**Set problem:** Count the lines of the records that contain the string "Notifications", treating uppercase and lowercase letters as different, and give only the number.

START

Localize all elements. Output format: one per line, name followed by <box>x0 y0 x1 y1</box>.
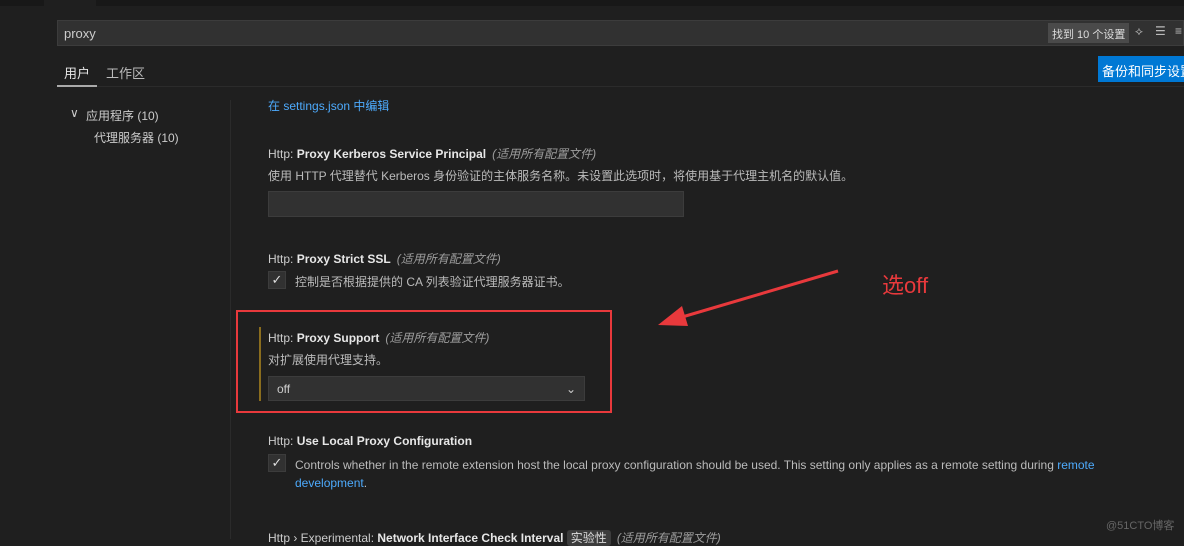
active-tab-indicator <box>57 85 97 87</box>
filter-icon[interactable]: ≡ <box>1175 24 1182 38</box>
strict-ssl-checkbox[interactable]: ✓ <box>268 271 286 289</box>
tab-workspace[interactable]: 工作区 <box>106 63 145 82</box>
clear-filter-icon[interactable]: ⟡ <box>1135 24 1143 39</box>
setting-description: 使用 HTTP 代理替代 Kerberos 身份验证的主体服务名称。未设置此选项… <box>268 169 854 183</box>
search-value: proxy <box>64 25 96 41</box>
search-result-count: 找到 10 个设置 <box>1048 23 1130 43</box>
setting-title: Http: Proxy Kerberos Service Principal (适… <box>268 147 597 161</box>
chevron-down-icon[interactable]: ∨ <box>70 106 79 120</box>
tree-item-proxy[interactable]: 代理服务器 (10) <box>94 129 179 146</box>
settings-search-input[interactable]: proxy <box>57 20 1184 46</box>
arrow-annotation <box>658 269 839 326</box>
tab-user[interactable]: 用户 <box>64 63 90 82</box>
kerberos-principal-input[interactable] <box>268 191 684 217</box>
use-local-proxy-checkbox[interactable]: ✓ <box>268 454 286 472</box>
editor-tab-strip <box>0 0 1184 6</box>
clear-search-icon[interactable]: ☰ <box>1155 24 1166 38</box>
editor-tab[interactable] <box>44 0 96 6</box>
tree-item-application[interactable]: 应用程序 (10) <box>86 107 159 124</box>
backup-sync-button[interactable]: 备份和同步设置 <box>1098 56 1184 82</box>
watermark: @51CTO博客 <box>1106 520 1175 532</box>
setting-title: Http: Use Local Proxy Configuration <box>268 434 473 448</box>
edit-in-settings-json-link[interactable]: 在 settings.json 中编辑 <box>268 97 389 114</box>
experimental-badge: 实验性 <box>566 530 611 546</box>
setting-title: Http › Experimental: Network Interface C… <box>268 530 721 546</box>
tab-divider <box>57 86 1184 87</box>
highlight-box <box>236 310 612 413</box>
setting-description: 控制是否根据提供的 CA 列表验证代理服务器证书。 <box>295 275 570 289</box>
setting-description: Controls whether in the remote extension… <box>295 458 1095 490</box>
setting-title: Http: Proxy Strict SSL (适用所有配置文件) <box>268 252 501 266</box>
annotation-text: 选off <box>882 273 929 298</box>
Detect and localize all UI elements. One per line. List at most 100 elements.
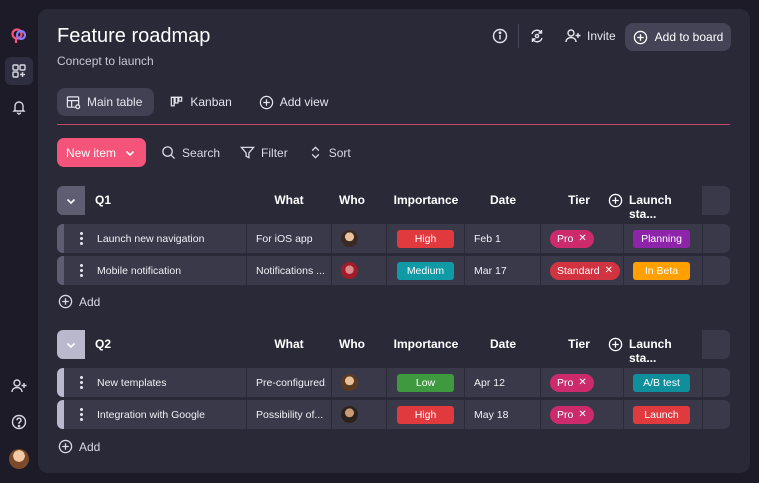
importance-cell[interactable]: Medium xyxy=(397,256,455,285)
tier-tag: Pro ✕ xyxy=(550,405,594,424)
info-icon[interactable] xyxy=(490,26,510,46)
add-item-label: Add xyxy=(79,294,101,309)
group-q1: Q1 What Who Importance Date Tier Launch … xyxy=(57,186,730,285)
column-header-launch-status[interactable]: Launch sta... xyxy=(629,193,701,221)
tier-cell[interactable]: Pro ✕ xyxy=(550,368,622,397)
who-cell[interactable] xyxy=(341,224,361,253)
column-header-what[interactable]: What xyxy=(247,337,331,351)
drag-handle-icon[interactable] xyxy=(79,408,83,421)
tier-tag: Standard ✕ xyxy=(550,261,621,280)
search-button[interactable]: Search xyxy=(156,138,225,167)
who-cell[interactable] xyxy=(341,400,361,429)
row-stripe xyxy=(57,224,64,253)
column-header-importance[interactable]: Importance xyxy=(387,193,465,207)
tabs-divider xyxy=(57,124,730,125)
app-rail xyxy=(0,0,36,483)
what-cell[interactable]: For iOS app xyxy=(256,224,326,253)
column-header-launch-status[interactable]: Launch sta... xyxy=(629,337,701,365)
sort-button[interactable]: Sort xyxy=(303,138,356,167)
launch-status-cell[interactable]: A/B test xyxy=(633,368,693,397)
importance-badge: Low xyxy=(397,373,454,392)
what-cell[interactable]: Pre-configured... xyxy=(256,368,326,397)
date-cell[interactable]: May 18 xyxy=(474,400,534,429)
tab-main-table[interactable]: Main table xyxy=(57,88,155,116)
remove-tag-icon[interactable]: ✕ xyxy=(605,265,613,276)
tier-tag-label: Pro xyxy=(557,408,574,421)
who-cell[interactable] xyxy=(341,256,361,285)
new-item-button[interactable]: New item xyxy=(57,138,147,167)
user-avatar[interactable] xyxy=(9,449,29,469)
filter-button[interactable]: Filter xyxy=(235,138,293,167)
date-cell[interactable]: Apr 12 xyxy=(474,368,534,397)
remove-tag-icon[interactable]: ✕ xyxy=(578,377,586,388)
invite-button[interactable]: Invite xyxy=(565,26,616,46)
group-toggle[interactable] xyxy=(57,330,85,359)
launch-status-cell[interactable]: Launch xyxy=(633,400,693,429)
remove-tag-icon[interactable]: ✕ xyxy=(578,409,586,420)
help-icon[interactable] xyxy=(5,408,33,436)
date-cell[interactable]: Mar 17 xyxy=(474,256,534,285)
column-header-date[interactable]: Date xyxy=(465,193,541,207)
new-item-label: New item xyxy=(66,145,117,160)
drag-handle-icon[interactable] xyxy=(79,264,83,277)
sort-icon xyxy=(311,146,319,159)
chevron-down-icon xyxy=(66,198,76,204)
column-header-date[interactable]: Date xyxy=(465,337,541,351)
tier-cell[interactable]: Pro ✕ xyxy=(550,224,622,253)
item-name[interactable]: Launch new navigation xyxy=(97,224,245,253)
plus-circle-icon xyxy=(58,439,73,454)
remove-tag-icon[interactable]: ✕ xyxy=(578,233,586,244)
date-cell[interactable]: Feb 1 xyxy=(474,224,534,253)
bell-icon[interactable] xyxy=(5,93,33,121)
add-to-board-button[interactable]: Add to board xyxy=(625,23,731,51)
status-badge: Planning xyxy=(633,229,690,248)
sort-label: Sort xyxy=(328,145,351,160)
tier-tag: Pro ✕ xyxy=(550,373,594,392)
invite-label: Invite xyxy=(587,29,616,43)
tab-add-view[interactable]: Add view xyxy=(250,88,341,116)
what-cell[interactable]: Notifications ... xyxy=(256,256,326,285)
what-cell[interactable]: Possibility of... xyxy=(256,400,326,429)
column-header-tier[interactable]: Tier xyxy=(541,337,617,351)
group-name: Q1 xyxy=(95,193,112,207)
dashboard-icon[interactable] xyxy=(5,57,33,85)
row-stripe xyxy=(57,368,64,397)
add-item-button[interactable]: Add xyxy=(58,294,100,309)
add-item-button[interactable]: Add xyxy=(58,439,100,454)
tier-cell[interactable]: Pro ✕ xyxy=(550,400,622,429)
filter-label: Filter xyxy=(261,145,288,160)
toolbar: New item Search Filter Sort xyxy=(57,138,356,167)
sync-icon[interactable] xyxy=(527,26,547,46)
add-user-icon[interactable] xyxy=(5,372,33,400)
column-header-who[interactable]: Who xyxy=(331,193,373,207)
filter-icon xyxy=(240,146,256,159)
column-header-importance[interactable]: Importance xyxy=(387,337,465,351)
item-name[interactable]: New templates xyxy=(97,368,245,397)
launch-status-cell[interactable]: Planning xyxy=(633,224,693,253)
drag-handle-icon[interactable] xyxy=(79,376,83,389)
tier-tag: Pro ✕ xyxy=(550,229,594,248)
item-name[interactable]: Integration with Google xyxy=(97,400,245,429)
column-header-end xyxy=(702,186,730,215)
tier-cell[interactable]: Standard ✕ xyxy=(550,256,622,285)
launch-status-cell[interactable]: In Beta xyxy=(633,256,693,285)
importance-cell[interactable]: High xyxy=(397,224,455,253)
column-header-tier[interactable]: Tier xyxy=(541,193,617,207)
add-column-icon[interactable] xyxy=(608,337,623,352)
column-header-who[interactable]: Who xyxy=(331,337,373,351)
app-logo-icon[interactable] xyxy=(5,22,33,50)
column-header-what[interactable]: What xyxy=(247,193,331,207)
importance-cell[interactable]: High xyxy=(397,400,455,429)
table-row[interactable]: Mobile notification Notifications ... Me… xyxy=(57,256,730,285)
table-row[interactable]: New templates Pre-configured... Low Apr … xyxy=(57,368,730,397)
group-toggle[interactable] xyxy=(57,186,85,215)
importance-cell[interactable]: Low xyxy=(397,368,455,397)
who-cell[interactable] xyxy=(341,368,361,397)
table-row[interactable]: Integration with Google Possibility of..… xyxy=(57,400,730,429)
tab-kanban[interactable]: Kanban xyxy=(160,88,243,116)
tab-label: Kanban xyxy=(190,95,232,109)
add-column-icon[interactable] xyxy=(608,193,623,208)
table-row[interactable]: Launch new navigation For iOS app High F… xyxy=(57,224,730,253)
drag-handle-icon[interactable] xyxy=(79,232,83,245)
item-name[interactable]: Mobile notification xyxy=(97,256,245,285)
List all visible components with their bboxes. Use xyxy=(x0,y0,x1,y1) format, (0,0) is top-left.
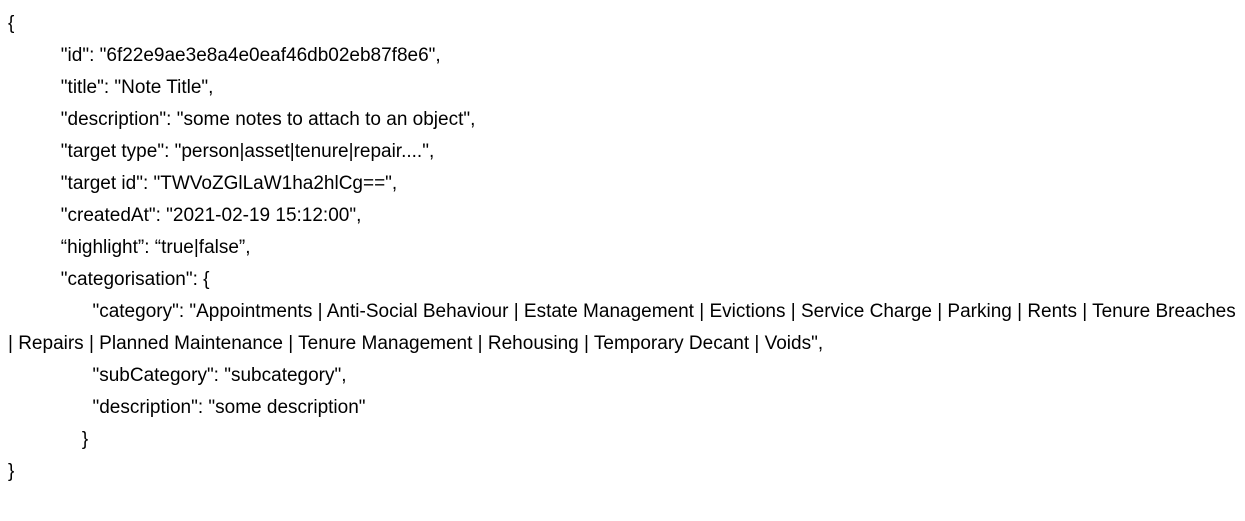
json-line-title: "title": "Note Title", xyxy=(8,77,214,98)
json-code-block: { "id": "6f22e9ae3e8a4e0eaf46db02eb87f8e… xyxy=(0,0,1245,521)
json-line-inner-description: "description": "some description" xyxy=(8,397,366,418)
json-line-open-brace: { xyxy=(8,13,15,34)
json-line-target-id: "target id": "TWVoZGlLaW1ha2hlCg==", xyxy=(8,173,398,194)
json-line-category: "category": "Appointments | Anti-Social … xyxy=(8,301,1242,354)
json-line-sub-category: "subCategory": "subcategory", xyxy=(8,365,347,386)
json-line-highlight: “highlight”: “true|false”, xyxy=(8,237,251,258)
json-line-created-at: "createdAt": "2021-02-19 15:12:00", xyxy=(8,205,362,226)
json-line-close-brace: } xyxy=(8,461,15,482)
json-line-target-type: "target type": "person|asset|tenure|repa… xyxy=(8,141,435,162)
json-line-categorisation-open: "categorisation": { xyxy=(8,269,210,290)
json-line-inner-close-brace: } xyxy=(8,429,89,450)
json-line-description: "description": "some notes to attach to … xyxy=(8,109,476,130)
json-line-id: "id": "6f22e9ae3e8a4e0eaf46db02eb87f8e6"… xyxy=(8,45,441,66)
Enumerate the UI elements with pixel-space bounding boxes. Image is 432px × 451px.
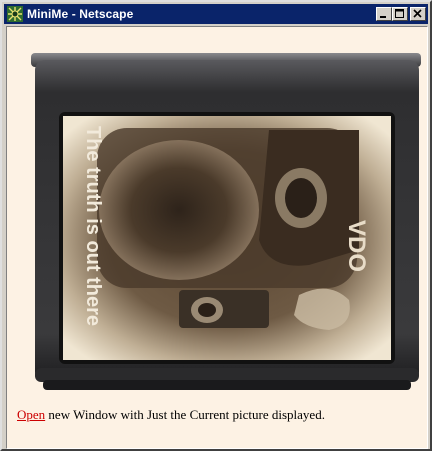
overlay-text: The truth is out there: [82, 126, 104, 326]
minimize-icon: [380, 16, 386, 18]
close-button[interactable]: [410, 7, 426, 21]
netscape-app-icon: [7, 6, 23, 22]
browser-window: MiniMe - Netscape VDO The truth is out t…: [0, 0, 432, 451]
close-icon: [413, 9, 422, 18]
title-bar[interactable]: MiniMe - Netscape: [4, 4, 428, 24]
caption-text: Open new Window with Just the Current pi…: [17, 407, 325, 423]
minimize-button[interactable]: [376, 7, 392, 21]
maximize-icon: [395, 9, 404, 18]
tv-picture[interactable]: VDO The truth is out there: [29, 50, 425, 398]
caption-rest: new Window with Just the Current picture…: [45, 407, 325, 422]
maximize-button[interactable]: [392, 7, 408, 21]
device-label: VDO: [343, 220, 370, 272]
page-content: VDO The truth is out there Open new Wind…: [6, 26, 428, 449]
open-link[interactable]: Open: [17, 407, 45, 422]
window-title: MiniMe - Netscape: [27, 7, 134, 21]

END

**Exercise solution:** 2